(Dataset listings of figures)
++++++++

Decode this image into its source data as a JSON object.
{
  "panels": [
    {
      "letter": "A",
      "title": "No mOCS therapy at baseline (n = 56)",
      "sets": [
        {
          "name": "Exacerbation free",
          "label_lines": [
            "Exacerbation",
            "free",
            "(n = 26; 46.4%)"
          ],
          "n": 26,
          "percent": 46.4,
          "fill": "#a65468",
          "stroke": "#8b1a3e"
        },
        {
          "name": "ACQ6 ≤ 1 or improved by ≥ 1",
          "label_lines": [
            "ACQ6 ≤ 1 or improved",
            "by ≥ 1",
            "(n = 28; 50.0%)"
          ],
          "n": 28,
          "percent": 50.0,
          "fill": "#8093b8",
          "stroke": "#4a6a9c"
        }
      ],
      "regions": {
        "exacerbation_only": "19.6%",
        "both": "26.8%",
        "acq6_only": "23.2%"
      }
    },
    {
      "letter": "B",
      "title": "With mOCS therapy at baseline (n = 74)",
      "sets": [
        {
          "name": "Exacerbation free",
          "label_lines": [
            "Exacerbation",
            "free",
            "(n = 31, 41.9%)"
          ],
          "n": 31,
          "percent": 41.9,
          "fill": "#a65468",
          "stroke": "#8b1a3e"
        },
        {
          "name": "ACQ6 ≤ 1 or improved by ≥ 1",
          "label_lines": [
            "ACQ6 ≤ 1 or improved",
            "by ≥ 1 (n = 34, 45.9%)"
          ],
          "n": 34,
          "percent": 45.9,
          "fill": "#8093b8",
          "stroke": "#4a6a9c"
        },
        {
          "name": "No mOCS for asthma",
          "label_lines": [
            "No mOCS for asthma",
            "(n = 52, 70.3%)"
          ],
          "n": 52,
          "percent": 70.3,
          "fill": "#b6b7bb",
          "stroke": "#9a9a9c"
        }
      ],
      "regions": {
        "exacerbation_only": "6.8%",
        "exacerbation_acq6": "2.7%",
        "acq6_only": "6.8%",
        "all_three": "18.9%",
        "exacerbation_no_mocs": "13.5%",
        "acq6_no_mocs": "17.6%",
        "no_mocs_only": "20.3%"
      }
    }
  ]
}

++++++++

» Stated goal
Restate the data above word for word, please.

» Expected output
Decode this image into its source data as a JSON object.
{
  "panels": [
    {
      "letter": "A",
      "title": "No mOCS therapy at baseline (n = 56)",
      "sets": [
        {
          "name": "Exacerbation free",
          "label_lines": [
            "Exacerbation",
            "free",
            "(n = 26; 46.4%)"
          ],
          "n": 26,
          "percent": 46.4,
          "fill": "#a65468",
          "stroke": "#8b1a3e"
        },
        {
          "name": "ACQ6 ≤ 1 or improved by ≥ 1",
          "label_lines": [
            "ACQ6 ≤ 1 or improved",
            "by ≥ 1",
            "(n = 28; 50.0%)"
          ],
          "n": 28,
          "percent": 50.0,
          "fill": "#8093b8",
          "stroke": "#4a6a9c"
        }
      ],
      "regions": {
        "exacerbation_only": "19.6%",
        "both": "26.8%",
        "acq6_only": "23.2%"
      }
    },
    {
      "letter": "B",
      "title": "With mOCS therapy at baseline (n = 74)",
      "sets": [
        {
          "name": "Exacerbation free",
          "label_lines": [
            "Exacerbation",
            "free",
            "(n = 31, 41.9%)"
          ],
          "n": 31,
          "percent": 41.9,
          "fill": "#a65468",
          "stroke": "#8b1a3e"
        },
        {
          "name": "ACQ6 ≤ 1 or improved by ≥ 1",
          "label_lines": [
            "ACQ6 ≤ 1 or improved",
            "by ≥ 1 (n = 34, 45.9%)"
          ],
          "n": 34,
          "percent": 45.9,
          "fill": "#8093b8",
          "stroke": "#4a6a9c"
        },
        {
          "name": "No mOCS for asthma",
          "label_lines": [
            "No mOCS for asthma",
            "(n = 52, 70.3%)"
          ],
          "n": 52,
          "percent": 70.3,
          "fill": "#b6b7bb",
          "stroke": "#9a9a9c"
        }
      ],
      "regions": {
        "exacerbation_only": "6.8%",
        "exacerbation_acq6": "2.7%",
        "acq6_only": "6.8%",
        "all_three": "18.9%",
        "exacerbation_no_mocs": "13.5%",
        "acq6_no_mocs": "17.6%",
        "no_mocs_only": "20.3%"
      }
    }
  ]
}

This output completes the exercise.